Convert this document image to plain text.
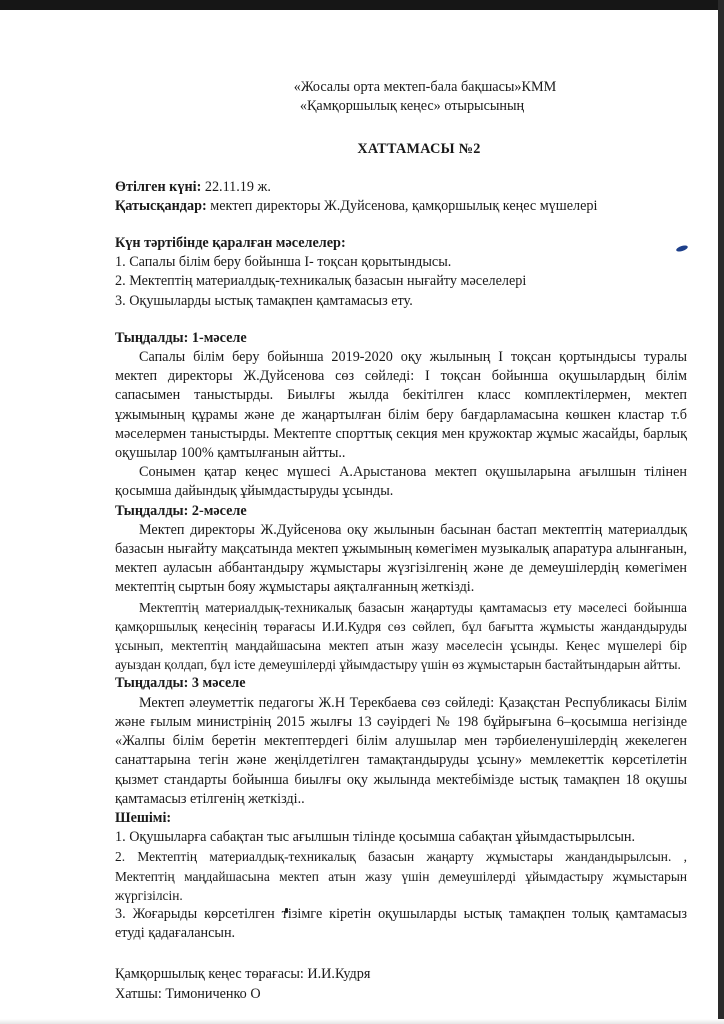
«Жосалы орта мектеп-бала бақшасы»КММ

«Қамқоршылық кеңес» отырысының

ХАТТАМАСЫ №2

Өтілген күні: 22.11.19 ж.

Қатысқандар: мектеп директоры Ж.Дуйсенова, қамқоршылық кеңес мүшелері

Күн тәртібінде қаралған мәселелер:

1. Сапалы білім беру бойынша I- тоқсан қорытындысы.

2. Мектептің материалдық-техникалық базасын нығайту мәселелері

3. Оқушыларды ыстық тамақпен қамтамасыз ету.

Тыңдалды: 1-мәселе

Сапалы білім беру бойынша 2019-2020 оқу жылының I тоқсан қортындысы туралы мектеп директоры Ж.Дуйсенова сөз сөйледі: I тоқсан бойынша оқушылардың білім сапасымен таныстырды. Биылғы жылда бекітілген класс комплектілермен, мектеп ұжымының құрамы және де жаңартылған білім беру бағдарламасына көшкен кластар т.б мәселермен таныстырды. Мектепте спорттық секция мен кружоктар жұмыс жасайды, барлық оқушылар 100% қамтылғанын айтты..

Сонымен қатар кеңес мүшесі А.Арыстанова мектеп оқушыларына ағылшын тілінен қосымша дайындық ұйымдастыруды ұсынды.

Тыңдалды: 2-мәселе

Мектеп директоры Ж.Дуйсенова оқу жылынын басынан бастап мектептің материалдық базасын нығайту мақсатында мектеп ұжымының көмегімен музыкалық апаратура алынғанын, мектеп ауласын аббантандыру жұмыстары жүзгізілгенің және де демеушілердің көмегімен мектептің сыртын бояу жұмыстары аяқталғанның жеткізді.

Мектептің материалдық-техникалық базасын жаңартуды қамтамасыз ету мәселесі бойынша қамқоршылық кеңесінің төрағасы И.И.Кудря сөз сөйлеп, бұл бағытта жұмысты жандандыруды ұсынып, мектептің маңдайшасына мектеп атын жазу мәселесін ұсынды. Кеңес мүшелері бір ауыздан қолдап, бұл істе демеушілерді ұйымдастыру үшін өз жұмыстарын бастайтындарын айтты.

Тыңдалды: 3 мәселе

Мектеп әлеуметтік педагогы Ж.Н Терекбаева сөз сөйледі: Қазақстан Республикасы Білім және ғылым министрінің 2015 жылғы 13 сәуірдегі № 198 бұйрығына 6–қосымша негізінде «Жалпы білім беретін мектептердегі білім алушылар мен тәрбиеленушілердің жекелеген санаттарына тегін және жеңілдетілген тамақтандыруды ұсыну» мемлекеттік көрсетілетін қызмет стандарты бойынша биылғы оқу жылында мектебімізде ыстық тамақпен 18 оқушы қамтамасыз етілгенің жеткізді..

Шешімі:

1. Оқушыларға сабақтан тыс ағылшын тілінде қосымша сабақтан ұйымдастырылсын.

2. Мектептің материалдық-техникалық базасын жаңарту жұмыстары жандандырылсын. , Мектептің маңдайшасына мектеп атын жазу үшін демеушілерді ұйымдастыру жұмыстарын жүргізілсін.

3. Жоғарыды көрсетілген тізімге кіретін оқушыларды ыстық тамақпен толық қамтамасыз етуді қадағалансын.

Қамқоршылық кеңес төрағасы: И.И.Кудря

Хатшы: Тимониченко О
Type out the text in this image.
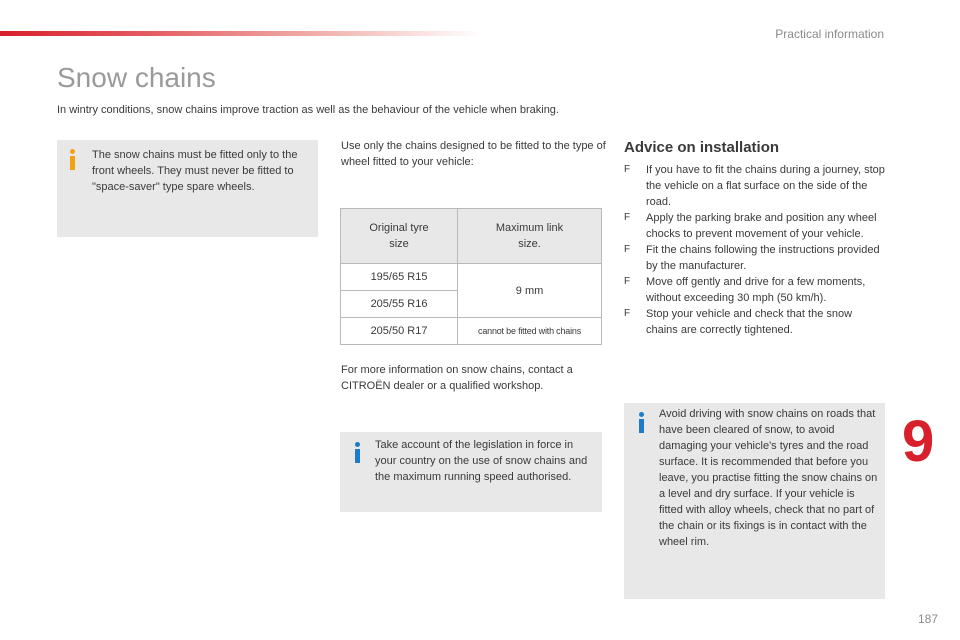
Practical information
Snow chains

In wintry conditions, snow chains improve traction as well as the behaviour of the vehicle when braking.

The snow chains must be fitted only to the front wheels. They must never be fitted to "space-saver" type spare wheels.

Use only the chains designed to be fitted to the type of wheel fitted to your vehicle:

Original tyre size	Maximum link size.
195/65 R15	9 mm
205/55 R16	
205/50 R17	cannot be fitted with chains

For more information on snow chains, contact a CITROËN dealer or a qualified workshop.

Take account of the legislation in force in your country on the use of snow chains and the maximum running speed authorised.

Advice on installation
F If you have to fit the chains during a journey, stop the vehicle on a flat surface on the side of the road.
F Apply the parking brake and position any wheel chocks to prevent movement of your vehicle.
F Fit the chains following the instructions provided by the manufacturer.
F Move off gently and drive for a few moments, without exceeding 30 mph (50 km/h).
F Stop your vehicle and check that the snow chains are correctly tightened.

Avoid driving with snow chains on roads that have been cleared of snow, to avoid damaging your vehicle's tyres and the road surface. It is recommended that before you leave, you practise fitting the snow chains on a level and dry surface. If your vehicle is fitted with alloy wheels, check that no part of the chain or its fixings is in contact with the wheel rim.

9
187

★ ★ ★

Exercise goal: Using the records above, copy every line that has the word "text" in it.

Correct output:
Convert this document image to plain text.
Type out the text in this image.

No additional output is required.